--- Exercise description ---
Omit all images, then return the remaining material exactly as it stands.

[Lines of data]

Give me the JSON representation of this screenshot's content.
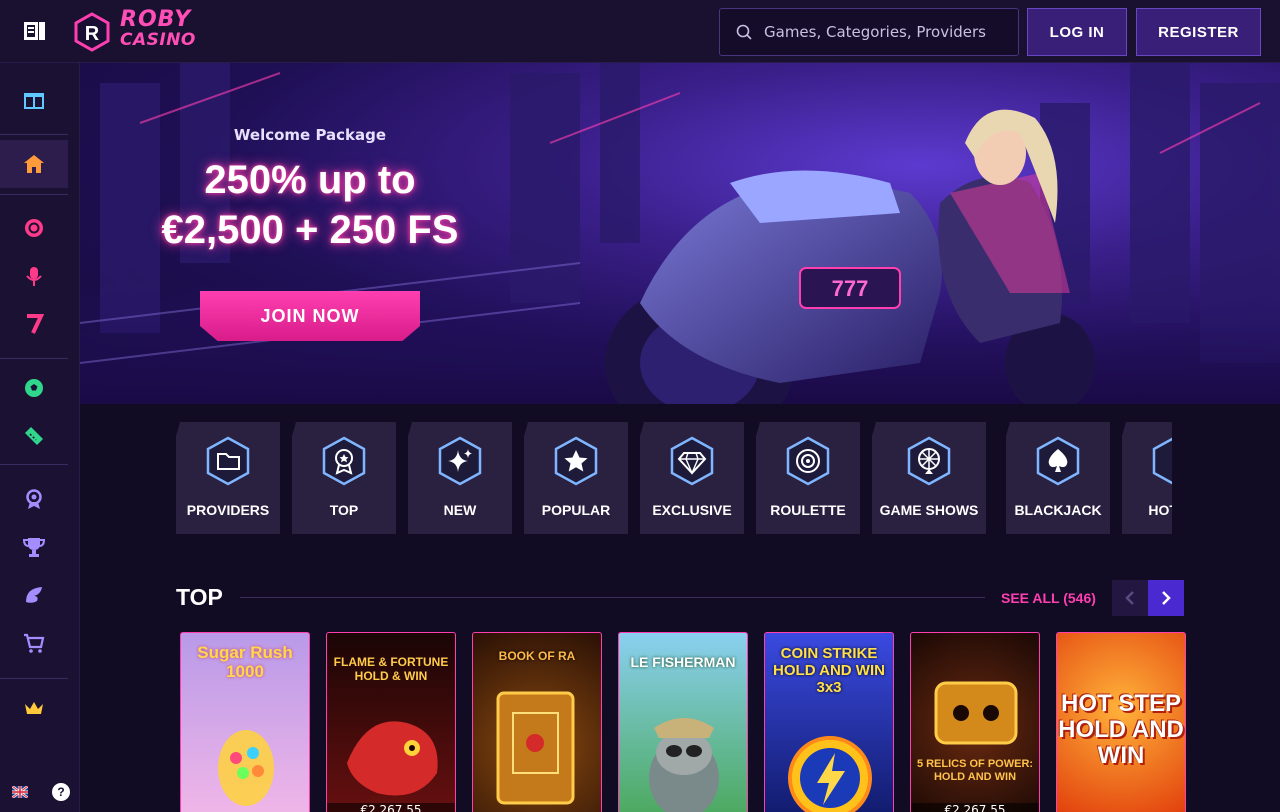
{
  "header": {
    "logo_line1": "ROBY",
    "logo_line2": "CASINO",
    "search_placeholder": "Games, Categories, Providers",
    "login_label": "LOG IN",
    "register_label": "REGISTER"
  },
  "sidebar": {
    "items": [
      {
        "icon": "gift-icon",
        "color": "#5fc9ff"
      },
      {
        "icon": "home-icon",
        "color": "#ff9b3a"
      },
      {
        "icon": "chip-icon",
        "color": "#ff3a8a"
      },
      {
        "icon": "microphone-icon",
        "color": "#ff3a8a"
      },
      {
        "icon": "seven-icon",
        "color": "#ff3a8a"
      },
      {
        "icon": "soccer-ball-icon",
        "color": "#2fd68b"
      },
      {
        "icon": "ticket-icon",
        "color": "#2fd68b"
      },
      {
        "icon": "award-icon",
        "color": "#a58cff"
      },
      {
        "icon": "trophy-icon",
        "color": "#a58cff"
      },
      {
        "icon": "boost-icon",
        "color": "#a58cff"
      },
      {
        "icon": "cart-icon",
        "color": "#a58cff"
      },
      {
        "icon": "crown-icon",
        "color": "#ffc93a"
      }
    ],
    "help_symbol": "?"
  },
  "hero": {
    "small": "Welcome Package",
    "title_line1": "250% up to",
    "title_line2": "€2,500 + 250 FS",
    "join_label": "JOIN NOW",
    "bike_plate": "777"
  },
  "categories": [
    {
      "label": "PROVIDERS",
      "icon": "folder-icon"
    },
    {
      "label": "TOP",
      "icon": "medal-icon"
    },
    {
      "label": "NEW",
      "icon": "sparkle-icon"
    },
    {
      "label": "POPULAR",
      "icon": "star-icon"
    },
    {
      "label": "EXCLUSIVE",
      "icon": "diamond-icon"
    },
    {
      "label": "ROULETTE",
      "icon": "roulette-icon"
    },
    {
      "label": "GAME SHOWS",
      "icon": "wheel-icon"
    },
    {
      "label": "BLACKJACK",
      "icon": "spade-icon"
    },
    {
      "label": "HOT JA",
      "icon": "hot-icon"
    }
  ],
  "top": {
    "title": "TOP",
    "see_all": "SEE ALL (546)"
  },
  "games": [
    {
      "title": "Sugar Rush 1000",
      "bg": "#e9a7e6",
      "title_color": "#ffd84a",
      "price": ""
    },
    {
      "title": "FLAME & FORTUNE HOLD & WIN",
      "bg": "#3a0d0d",
      "title_color": "#ffcc4a",
      "price": "€2,267.55"
    },
    {
      "title": "BOOK OF RA",
      "bg": "#3a1a08",
      "title_color": "#ffb84a",
      "price": ""
    },
    {
      "title": "LE FISHERMAN",
      "bg": "#5fb86a",
      "title_color": "#ffffff",
      "price": ""
    },
    {
      "title": "COIN STRIKE HOLD AND WIN 3x3",
      "bg": "#1e3bb8",
      "title_color": "#ffe04a",
      "price": ""
    },
    {
      "title": "5 RELICS OF POWER: HOLD AND WIN",
      "bg": "#3a1408",
      "title_color": "#ffc24a",
      "price": "€2,267.55"
    },
    {
      "title": "HOT STEP HOLD AND WIN",
      "bg": "#ff6a1a",
      "title_color": "#ffffff",
      "price": ""
    }
  ]
}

--- Answer below ---
Give me the JSON representation of this screenshot's content.
{
  "header": {
    "logo_line1": "ROBY",
    "logo_line2": "CASINO",
    "search_placeholder": "Games, Categories, Providers",
    "login_label": "LOG IN",
    "register_label": "REGISTER"
  },
  "sidebar": {
    "items": [
      {
        "icon": "gift-icon",
        "color": "#5fc9ff"
      },
      {
        "icon": "home-icon",
        "color": "#ff9b3a"
      },
      {
        "icon": "chip-icon",
        "color": "#ff3a8a"
      },
      {
        "icon": "microphone-icon",
        "color": "#ff3a8a"
      },
      {
        "icon": "seven-icon",
        "color": "#ff3a8a"
      },
      {
        "icon": "soccer-ball-icon",
        "color": "#2fd68b"
      },
      {
        "icon": "ticket-icon",
        "color": "#2fd68b"
      },
      {
        "icon": "award-icon",
        "color": "#a58cff"
      },
      {
        "icon": "trophy-icon",
        "color": "#a58cff"
      },
      {
        "icon": "boost-icon",
        "color": "#a58cff"
      },
      {
        "icon": "cart-icon",
        "color": "#a58cff"
      },
      {
        "icon": "crown-icon",
        "color": "#ffc93a"
      }
    ],
    "help_symbol": "?"
  },
  "hero": {
    "small": "Welcome Package",
    "title_line1": "250% up to",
    "title_line2": "€2,500 + 250 FS",
    "join_label": "JOIN NOW",
    "bike_plate": "777"
  },
  "categories": [
    {
      "label": "PROVIDERS",
      "icon": "folder-icon"
    },
    {
      "label": "TOP",
      "icon": "medal-icon"
    },
    {
      "label": "NEW",
      "icon": "sparkle-icon"
    },
    {
      "label": "POPULAR",
      "icon": "star-icon"
    },
    {
      "label": "EXCLUSIVE",
      "icon": "diamond-icon"
    },
    {
      "label": "ROULETTE",
      "icon": "roulette-icon"
    },
    {
      "label": "GAME SHOWS",
      "icon": "wheel-icon"
    },
    {
      "label": "BLACKJACK",
      "icon": "spade-icon"
    },
    {
      "label": "HOT JA",
      "icon": "hot-icon"
    }
  ],
  "top": {
    "title": "TOP",
    "see_all": "SEE ALL (546)"
  },
  "games": [
    {
      "title": "Sugar Rush 1000",
      "bg": "#e9a7e6",
      "title_color": "#ffd84a",
      "price": ""
    },
    {
      "title": "FLAME & FORTUNE HOLD & WIN",
      "bg": "#3a0d0d",
      "title_color": "#ffcc4a",
      "price": "€2,267.55"
    },
    {
      "title": "BOOK OF RA",
      "bg": "#3a1a08",
      "title_color": "#ffb84a",
      "price": ""
    },
    {
      "title": "LE FISHERMAN",
      "bg": "#5fb86a",
      "title_color": "#ffffff",
      "price": ""
    },
    {
      "title": "COIN STRIKE HOLD AND WIN 3x3",
      "bg": "#1e3bb8",
      "title_color": "#ffe04a",
      "price": ""
    },
    {
      "title": "5 RELICS OF POWER: HOLD AND WIN",
      "bg": "#3a1408",
      "title_color": "#ffc24a",
      "price": "€2,267.55"
    },
    {
      "title": "HOT STEP HOLD AND WIN",
      "bg": "#ff6a1a",
      "title_color": "#ffffff",
      "price": ""
    }
  ]
}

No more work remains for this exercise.